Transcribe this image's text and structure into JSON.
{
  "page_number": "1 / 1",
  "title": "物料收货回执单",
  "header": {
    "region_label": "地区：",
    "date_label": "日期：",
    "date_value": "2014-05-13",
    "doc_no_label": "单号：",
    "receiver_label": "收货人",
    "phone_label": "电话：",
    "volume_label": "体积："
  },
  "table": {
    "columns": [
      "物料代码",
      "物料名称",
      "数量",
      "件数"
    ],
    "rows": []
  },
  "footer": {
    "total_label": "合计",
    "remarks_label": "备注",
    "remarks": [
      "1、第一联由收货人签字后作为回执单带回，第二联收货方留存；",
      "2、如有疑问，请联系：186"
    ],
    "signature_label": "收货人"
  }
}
* * * * *
Write the whole listing out again. Keep every line exactly as it is.

Transcribe this image's text and structure into JSON.
{
  "page_number": "1 / 1",
  "title": "物料收货回执单",
  "header": {
    "region_label": "地区：",
    "date_label": "日期：",
    "date_value": "2014-05-13",
    "doc_no_label": "单号：",
    "receiver_label": "收货人",
    "phone_label": "电话：",
    "volume_label": "体积："
  },
  "table": {
    "columns": [
      "物料代码",
      "物料名称",
      "数量",
      "件数"
    ],
    "rows": []
  },
  "footer": {
    "total_label": "合计",
    "remarks_label": "备注",
    "remarks": [
      "1、第一联由收货人签字后作为回执单带回，第二联收货方留存；",
      "2、如有疑问，请联系：186"
    ],
    "signature_label": "收货人"
  }
}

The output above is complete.